**WORK INSTRUCTIONS**
Set the following entries down again exactly, line by line.

**ENTRIES**
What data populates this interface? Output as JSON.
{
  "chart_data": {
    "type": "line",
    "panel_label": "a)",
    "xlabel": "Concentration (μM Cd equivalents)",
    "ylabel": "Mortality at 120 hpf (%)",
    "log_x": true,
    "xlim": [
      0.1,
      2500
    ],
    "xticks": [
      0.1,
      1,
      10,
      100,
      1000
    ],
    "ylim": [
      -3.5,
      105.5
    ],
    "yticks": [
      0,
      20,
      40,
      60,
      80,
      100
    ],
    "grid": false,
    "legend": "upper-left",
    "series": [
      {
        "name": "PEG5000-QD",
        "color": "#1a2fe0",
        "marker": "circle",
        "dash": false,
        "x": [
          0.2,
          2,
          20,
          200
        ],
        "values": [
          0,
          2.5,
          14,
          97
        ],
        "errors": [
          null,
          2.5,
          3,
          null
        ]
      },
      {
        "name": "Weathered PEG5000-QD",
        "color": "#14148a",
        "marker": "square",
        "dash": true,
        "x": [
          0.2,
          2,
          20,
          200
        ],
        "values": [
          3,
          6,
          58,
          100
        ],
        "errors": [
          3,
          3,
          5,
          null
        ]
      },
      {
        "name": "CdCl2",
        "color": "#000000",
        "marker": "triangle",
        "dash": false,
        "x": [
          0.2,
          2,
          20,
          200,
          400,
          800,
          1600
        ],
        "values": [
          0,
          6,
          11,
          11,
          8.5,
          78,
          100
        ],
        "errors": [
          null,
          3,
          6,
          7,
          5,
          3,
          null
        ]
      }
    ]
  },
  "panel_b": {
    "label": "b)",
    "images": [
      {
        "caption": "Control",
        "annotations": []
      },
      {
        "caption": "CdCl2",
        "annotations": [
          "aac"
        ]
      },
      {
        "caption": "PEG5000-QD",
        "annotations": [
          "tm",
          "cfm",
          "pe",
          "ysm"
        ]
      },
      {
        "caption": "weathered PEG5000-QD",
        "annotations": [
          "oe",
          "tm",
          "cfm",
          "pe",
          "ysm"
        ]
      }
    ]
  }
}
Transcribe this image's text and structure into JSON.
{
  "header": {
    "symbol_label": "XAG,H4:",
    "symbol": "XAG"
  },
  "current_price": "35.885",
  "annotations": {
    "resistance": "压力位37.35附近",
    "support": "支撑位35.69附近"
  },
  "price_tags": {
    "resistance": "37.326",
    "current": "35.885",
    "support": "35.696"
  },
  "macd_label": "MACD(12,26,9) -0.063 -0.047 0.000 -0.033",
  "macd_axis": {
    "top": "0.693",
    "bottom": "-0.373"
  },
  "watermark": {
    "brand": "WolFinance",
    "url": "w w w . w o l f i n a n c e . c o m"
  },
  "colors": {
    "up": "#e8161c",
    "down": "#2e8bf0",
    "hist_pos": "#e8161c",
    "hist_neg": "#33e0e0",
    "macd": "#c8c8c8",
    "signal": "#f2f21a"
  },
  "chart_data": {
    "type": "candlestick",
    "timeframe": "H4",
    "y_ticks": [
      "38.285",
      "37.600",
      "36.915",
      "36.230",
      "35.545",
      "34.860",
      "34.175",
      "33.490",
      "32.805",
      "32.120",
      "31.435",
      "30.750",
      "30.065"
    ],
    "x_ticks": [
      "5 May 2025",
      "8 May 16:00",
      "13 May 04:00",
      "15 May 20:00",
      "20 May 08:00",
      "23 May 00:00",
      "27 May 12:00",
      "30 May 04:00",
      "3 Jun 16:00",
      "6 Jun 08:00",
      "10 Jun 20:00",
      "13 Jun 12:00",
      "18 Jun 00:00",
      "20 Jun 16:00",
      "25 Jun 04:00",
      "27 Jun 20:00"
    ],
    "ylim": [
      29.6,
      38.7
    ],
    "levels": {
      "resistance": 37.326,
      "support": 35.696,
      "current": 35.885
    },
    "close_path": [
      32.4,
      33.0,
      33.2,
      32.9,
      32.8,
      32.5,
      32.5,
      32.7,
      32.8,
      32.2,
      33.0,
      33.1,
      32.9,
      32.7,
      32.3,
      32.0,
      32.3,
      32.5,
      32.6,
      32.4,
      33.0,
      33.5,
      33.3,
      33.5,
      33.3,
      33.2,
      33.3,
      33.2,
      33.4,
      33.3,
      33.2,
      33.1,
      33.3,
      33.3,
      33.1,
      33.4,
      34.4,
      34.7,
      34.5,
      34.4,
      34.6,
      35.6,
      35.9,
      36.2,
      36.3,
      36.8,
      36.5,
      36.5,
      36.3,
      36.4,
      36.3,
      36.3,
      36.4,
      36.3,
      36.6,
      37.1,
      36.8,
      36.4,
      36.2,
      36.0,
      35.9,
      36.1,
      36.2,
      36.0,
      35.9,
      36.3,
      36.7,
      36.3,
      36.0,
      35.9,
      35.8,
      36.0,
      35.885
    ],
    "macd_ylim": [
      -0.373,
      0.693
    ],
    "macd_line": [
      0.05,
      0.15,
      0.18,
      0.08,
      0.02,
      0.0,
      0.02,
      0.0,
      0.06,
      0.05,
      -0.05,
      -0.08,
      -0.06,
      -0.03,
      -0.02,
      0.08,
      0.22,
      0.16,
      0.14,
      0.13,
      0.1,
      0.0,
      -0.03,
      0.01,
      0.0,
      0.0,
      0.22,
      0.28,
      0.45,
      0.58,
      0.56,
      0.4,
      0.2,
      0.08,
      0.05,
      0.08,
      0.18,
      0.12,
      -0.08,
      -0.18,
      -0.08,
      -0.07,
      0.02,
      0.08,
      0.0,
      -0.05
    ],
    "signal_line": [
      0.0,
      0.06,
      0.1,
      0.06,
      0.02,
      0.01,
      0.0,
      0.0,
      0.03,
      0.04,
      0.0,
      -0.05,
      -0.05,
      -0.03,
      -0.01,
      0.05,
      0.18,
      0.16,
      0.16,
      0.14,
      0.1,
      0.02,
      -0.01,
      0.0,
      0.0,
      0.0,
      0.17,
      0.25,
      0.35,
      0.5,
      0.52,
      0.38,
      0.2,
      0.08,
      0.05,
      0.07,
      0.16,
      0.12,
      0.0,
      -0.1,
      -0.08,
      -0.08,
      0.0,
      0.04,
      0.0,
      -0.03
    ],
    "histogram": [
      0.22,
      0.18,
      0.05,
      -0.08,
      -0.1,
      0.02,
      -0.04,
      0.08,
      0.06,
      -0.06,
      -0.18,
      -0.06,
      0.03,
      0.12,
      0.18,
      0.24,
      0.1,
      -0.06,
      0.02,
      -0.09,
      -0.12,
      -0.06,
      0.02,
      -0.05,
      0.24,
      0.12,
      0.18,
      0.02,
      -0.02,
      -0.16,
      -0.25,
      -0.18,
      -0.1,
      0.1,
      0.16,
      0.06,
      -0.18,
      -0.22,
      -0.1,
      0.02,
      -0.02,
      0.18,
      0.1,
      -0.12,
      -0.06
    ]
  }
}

**RESULT FOR THIS TASK**
What data populates this interface? Output as JSON.
{
  "chart_data": {
    "type": "line",
    "panel_label": "a)",
    "xlabel": "Concentration (μM Cd equivalents)",
    "ylabel": "Mortality at 120 hpf (%)",
    "log_x": true,
    "xlim": [
      0.1,
      2500
    ],
    "xticks": [
      0.1,
      1,
      10,
      100,
      1000
    ],
    "ylim": [
      -3.5,
      105.5
    ],
    "yticks": [
      0,
      20,
      40,
      60,
      80,
      100
    ],
    "grid": false,
    "legend": "upper-left",
    "series": [
      {
        "name": "PEG5000-QD",
        "color": "#1a2fe0",
        "marker": "circle",
        "dash": false,
        "x": [
          0.2,
          2,
          20,
          200
        ],
        "values": [
          0,
          2.5,
          14,
          97
        ],
        "errors": [
          null,
          2.5,
          3,
          null
        ]
      },
      {
        "name": "Weathered PEG5000-QD",
        "color": "#14148a",
        "marker": "square",
        "dash": true,
        "x": [
          0.2,
          2,
          20,
          200
        ],
        "values": [
          3,
          6,
          58,
          100
        ],
        "errors": [
          3,
          3,
          5,
          null
        ]
      },
      {
        "name": "CdCl2",
        "color": "#000000",
        "marker": "triangle",
        "dash": false,
        "x": [
          0.2,
          2,
          20,
          200,
          400,
          800,
          1600
        ],
        "values": [
          0,
          6,
          11,
          11,
          8.5,
          78,
          100
        ],
        "errors": [
          null,
          3,
          6,
          7,
          5,
          3,
          null
        ]
      }
    ]
  },
  "panel_b": {
    "label": "b)",
    "images": [
      {
        "caption": "Control",
        "annotations": []
      },
      {
        "caption": "CdCl2",
        "annotations": [
          "aac"
        ]
      },
      {
        "caption": "PEG5000-QD",
        "annotations": [
          "tm",
          "cfm",
          "pe",
          "ysm"
        ]
      },
      {
        "caption": "weathered PEG5000-QD",
        "annotations": [
          "oe",
          "tm",
          "cfm",
          "pe",
          "ysm"
        ]
      }
    ]
  }
}
Transcribe this image's text and structure into JSON.
{
  "header": {
    "symbol_label": "XAG,H4:",
    "symbol": "XAG"
  },
  "current_price": "35.885",
  "annotations": {
    "resistance": "压力位37.35附近",
    "support": "支撑位35.69附近"
  },
  "price_tags": {
    "resistance": "37.326",
    "current": "35.885",
    "support": "35.696"
  },
  "macd_label": "MACD(12,26,9) -0.063 -0.047 0.000 -0.033",
  "macd_axis": {
    "top": "0.693",
    "bottom": "-0.373"
  },
  "watermark": {
    "brand": "WolFinance",
    "url": "w w w . w o l f i n a n c e . c o m"
  },
  "colors": {
    "up": "#e8161c",
    "down": "#2e8bf0",
    "hist_pos": "#e8161c",
    "hist_neg": "#33e0e0",
    "macd": "#c8c8c8",
    "signal": "#f2f21a"
  },
  "chart_data": {
    "type": "candlestick",
    "timeframe": "H4",
    "y_ticks": [
      "38.285",
      "37.600",
      "36.915",
      "36.230",
      "35.545",
      "34.860",
      "34.175",
      "33.490",
      "32.805",
      "32.120",
      "31.435",
      "30.750",
      "30.065"
    ],
    "x_ticks": [
      "5 May 2025",
      "8 May 16:00",
      "13 May 04:00",
      "15 May 20:00",
      "20 May 08:00",
      "23 May 00:00",
      "27 May 12:00",
      "30 May 04:00",
      "3 Jun 16:00",
      "6 Jun 08:00",
      "10 Jun 20:00",
      "13 Jun 12:00",
      "18 Jun 00:00",
      "20 Jun 16:00",
      "25 Jun 04:00",
      "27 Jun 20:00"
    ],
    "ylim": [
      29.6,
      38.7
    ],
    "levels": {
      "resistance": 37.326,
      "support": 35.696,
      "current": 35.885
    },
    "close_path": [
      32.4,
      33.0,
      33.2,
      32.9,
      32.8,
      32.5,
      32.5,
      32.7,
      32.8,
      32.2,
      33.0,
      33.1,
      32.9,
      32.7,
      32.3,
      32.0,
      32.3,
      32.5,
      32.6,
      32.4,
      33.0,
      33.5,
      33.3,
      33.5,
      33.3,
      33.2,
      33.3,
      33.2,
      33.4,
      33.3,
      33.2,
      33.1,
      33.3,
      33.3,
      33.1,
      33.4,
      34.4,
      34.7,
      34.5,
      34.4,
      34.6,
      35.6,
      35.9,
      36.2,
      36.3,
      36.8,
      36.5,
      36.5,
      36.3,
      36.4,
      36.3,
      36.3,
      36.4,
      36.3,
      36.6,
      37.1,
      36.8,
      36.4,
      36.2,
      36.0,
      35.9,
      36.1,
      36.2,
      36.0,
      35.9,
      36.3,
      36.7,
      36.3,
      36.0,
      35.9,
      35.8,
      36.0,
      35.885
    ],
    "macd_ylim": [
      -0.373,
      0.693
    ],
    "macd_line": [
      0.05,
      0.15,
      0.18,
      0.08,
      0.02,
      0.0,
      0.02,
      0.0,
      0.06,
      0.05,
      -0.05,
      -0.08,
      -0.06,
      -0.03,
      -0.02,
      0.08,
      0.22,
      0.16,
      0.14,
      0.13,
      0.1,
      0.0,
      -0.03,
      0.01,
      0.0,
      0.0,
      0.22,
      0.28,
      0.45,
      0.58,
      0.56,
      0.4,
      0.2,
      0.08,
      0.05,
      0.08,
      0.18,
      0.12,
      -0.08,
      -0.18,
      -0.08,
      -0.07,
      0.02,
      0.08,
      0.0,
      -0.05
    ],
    "signal_line": [
      0.0,
      0.06,
      0.1,
      0.06,
      0.02,
      0.01,
      0.0,
      0.0,
      0.03,
      0.04,
      0.0,
      -0.05,
      -0.05,
      -0.03,
      -0.01,
      0.05,
      0.18,
      0.16,
      0.16,
      0.14,
      0.1,
      0.02,
      -0.01,
      0.0,
      0.0,
      0.0,
      0.17,
      0.25,
      0.35,
      0.5,
      0.52,
      0.38,
      0.2,
      0.08,
      0.05,
      0.07,
      0.16,
      0.12,
      0.0,
      -0.1,
      -0.08,
      -0.08,
      0.0,
      0.04,
      0.0,
      -0.03
    ],
    "histogram": [
      0.22,
      0.18,
      0.05,
      -0.08,
      -0.1,
      0.02,
      -0.04,
      0.08,
      0.06,
      -0.06,
      -0.18,
      -0.06,
      0.03,
      0.12,
      0.18,
      0.24,
      0.1,
      -0.06,
      0.02,
      -0.09,
      -0.12,
      -0.06,
      0.02,
      -0.05,
      0.24,
      0.12,
      0.18,
      0.02,
      -0.02,
      -0.16,
      -0.25,
      -0.18,
      -0.1,
      0.1,
      0.16,
      0.06,
      -0.18,
      -0.22,
      -0.1,
      0.02,
      -0.02,
      0.18,
      0.1,
      -0.12,
      -0.06
    ]
  }
}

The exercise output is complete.